### [Problem statement]
Find every line with the word "error" and give their count, nothing else.

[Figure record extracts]

──────

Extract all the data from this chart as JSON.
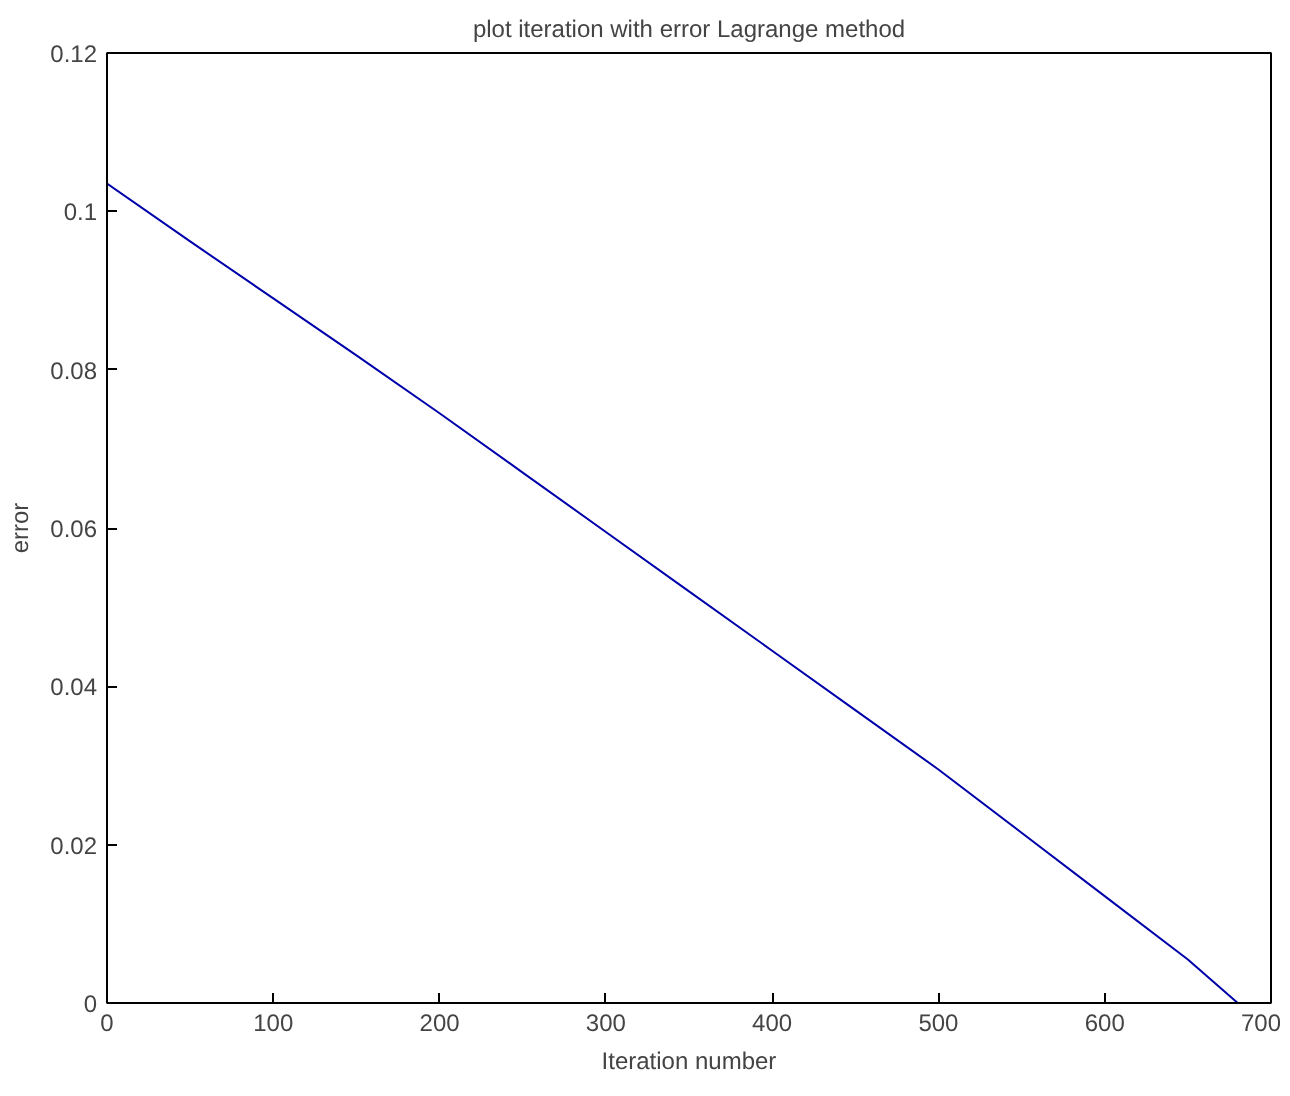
{
  "chart_data": {
    "type": "line",
    "title": "plot iteration with error Lagrange method",
    "xlabel": "Iteration number",
    "ylabel": "error",
    "x": [
      0,
      50,
      100,
      150,
      200,
      250,
      300,
      350,
      400,
      450,
      500,
      550,
      600,
      650,
      680
    ],
    "series": [
      {
        "color": "#0000aa",
        "values": [
          0.1035,
          0.0962,
          0.089,
          0.0818,
          0.0745,
          0.067,
          0.0595,
          0.052,
          0.0445,
          0.037,
          0.0295,
          0.0215,
          0.0135,
          0.0055,
          0.0
        ]
      }
    ],
    "xlim": [
      0,
      700
    ],
    "xticks": [
      0,
      100,
      200,
      300,
      400,
      500,
      600,
      700
    ],
    "ylim": [
      0,
      0.12
    ],
    "yticks": [
      0,
      0.02,
      0.04,
      0.06,
      0.08,
      0.1,
      0.12
    ],
    "grid": false
  }
}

──────

### [Result for this exercise]
2